### EXERCISE GOAL
Your answer should be a single number: the count of lines containing "delta".

### DATA LINES
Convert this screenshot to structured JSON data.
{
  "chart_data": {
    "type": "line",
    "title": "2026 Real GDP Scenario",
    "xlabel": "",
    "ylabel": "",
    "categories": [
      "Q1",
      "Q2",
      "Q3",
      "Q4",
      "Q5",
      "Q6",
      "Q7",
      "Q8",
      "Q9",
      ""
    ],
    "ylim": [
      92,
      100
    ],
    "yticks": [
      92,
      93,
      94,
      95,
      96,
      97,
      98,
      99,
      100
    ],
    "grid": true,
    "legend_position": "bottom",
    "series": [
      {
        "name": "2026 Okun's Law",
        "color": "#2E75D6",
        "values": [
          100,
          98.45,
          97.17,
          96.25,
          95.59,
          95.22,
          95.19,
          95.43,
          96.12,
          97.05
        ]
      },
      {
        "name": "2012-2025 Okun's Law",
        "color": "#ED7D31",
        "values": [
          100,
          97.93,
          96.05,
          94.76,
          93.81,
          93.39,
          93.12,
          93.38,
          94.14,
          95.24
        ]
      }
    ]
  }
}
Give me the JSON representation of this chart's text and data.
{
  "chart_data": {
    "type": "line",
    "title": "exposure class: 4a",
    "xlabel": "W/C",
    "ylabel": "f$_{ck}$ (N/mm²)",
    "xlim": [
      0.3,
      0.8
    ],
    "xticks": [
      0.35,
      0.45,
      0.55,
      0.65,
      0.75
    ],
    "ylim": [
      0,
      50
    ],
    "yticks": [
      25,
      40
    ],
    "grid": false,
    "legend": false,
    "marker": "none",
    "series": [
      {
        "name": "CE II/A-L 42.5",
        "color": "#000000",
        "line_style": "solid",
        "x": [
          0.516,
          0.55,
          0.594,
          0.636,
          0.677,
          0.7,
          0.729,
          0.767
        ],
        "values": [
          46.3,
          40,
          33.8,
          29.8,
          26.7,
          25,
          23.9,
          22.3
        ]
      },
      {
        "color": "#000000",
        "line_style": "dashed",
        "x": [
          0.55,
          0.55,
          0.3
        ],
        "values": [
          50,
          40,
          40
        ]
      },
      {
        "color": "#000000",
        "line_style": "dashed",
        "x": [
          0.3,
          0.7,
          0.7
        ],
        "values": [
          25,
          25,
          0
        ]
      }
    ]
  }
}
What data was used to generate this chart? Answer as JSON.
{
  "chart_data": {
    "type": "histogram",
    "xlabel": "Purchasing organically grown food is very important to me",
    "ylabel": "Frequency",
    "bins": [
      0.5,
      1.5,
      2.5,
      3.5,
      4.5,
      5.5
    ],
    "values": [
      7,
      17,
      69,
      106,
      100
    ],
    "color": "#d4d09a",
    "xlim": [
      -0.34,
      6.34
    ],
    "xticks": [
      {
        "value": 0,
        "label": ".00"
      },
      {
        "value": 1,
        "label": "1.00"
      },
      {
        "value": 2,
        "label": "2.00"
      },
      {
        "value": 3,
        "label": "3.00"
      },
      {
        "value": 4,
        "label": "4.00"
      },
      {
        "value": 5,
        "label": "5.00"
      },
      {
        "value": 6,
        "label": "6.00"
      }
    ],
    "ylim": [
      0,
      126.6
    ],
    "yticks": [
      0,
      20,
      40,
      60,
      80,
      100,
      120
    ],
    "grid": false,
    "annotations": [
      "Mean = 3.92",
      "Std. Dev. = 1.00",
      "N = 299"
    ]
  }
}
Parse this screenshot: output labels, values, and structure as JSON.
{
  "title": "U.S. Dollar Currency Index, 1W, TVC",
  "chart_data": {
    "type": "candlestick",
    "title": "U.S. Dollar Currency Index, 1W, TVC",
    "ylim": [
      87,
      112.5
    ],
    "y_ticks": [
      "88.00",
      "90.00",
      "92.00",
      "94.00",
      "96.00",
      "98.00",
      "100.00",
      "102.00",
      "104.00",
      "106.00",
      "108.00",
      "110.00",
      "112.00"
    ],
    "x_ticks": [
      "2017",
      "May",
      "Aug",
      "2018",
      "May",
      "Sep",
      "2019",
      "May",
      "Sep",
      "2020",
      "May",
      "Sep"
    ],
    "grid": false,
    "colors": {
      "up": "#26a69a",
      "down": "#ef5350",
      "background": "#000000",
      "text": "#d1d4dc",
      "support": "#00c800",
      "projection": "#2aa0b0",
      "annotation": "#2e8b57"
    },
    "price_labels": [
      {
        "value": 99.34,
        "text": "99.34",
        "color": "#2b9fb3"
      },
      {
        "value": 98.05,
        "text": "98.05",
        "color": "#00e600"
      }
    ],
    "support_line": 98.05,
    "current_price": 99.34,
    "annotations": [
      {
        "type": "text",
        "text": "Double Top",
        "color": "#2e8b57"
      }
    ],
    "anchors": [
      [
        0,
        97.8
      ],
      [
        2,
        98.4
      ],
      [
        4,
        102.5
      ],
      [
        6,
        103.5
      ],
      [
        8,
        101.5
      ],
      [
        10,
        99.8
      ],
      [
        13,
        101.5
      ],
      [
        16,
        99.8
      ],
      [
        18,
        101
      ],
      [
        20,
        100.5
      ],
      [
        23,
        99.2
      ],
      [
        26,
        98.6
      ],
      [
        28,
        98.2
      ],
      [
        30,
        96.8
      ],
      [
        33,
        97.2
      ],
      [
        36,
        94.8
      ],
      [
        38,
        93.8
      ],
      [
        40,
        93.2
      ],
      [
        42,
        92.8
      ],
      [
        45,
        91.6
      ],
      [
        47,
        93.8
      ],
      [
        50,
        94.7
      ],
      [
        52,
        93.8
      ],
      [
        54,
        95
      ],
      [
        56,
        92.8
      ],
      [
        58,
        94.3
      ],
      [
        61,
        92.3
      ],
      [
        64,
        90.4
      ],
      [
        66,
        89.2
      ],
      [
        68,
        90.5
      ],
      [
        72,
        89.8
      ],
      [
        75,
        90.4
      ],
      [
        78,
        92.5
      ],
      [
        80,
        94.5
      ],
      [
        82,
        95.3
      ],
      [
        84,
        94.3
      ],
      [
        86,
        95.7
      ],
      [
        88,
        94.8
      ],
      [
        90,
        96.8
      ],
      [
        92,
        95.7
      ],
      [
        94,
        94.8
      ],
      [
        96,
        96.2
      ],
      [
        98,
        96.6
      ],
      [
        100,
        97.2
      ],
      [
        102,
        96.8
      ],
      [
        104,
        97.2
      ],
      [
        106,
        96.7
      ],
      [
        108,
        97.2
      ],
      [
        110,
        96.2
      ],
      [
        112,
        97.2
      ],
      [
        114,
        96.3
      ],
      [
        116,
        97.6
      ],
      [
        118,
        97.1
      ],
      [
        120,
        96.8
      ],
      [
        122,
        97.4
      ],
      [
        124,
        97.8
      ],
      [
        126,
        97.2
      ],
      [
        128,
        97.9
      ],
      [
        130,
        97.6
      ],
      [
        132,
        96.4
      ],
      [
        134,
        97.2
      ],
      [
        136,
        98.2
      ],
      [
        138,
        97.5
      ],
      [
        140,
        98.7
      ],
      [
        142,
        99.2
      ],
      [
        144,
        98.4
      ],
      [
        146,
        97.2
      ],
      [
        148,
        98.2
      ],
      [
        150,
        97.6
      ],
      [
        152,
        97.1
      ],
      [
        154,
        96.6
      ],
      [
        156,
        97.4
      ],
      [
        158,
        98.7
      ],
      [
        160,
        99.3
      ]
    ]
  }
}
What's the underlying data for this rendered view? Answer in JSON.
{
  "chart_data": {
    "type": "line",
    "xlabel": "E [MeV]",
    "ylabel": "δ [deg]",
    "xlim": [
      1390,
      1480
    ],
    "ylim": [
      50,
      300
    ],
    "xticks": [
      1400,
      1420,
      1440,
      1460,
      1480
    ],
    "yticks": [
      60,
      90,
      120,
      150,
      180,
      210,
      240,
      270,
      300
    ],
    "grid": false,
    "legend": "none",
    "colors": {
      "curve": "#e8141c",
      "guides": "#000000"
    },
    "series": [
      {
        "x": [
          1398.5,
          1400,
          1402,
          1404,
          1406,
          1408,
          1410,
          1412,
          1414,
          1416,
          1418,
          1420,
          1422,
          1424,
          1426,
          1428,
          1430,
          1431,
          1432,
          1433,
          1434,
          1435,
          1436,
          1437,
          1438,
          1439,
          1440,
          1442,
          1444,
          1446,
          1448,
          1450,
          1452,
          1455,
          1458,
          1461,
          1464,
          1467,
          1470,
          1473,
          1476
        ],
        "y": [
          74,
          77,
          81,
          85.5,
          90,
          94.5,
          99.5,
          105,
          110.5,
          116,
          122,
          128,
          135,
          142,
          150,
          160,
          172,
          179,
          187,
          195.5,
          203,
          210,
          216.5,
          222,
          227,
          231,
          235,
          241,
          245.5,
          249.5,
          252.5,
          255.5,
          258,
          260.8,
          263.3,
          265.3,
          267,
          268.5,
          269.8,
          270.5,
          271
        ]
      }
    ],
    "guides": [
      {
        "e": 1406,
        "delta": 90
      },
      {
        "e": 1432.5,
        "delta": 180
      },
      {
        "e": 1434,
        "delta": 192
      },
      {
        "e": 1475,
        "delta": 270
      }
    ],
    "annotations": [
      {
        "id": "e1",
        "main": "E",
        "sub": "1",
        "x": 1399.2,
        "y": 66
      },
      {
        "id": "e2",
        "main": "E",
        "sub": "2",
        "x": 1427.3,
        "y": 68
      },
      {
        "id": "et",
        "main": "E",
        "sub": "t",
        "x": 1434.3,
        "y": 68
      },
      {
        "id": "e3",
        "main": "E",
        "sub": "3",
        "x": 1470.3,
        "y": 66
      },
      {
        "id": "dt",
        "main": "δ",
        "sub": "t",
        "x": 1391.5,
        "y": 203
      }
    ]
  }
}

### OUTPUT FOR THIS EXERCISE
4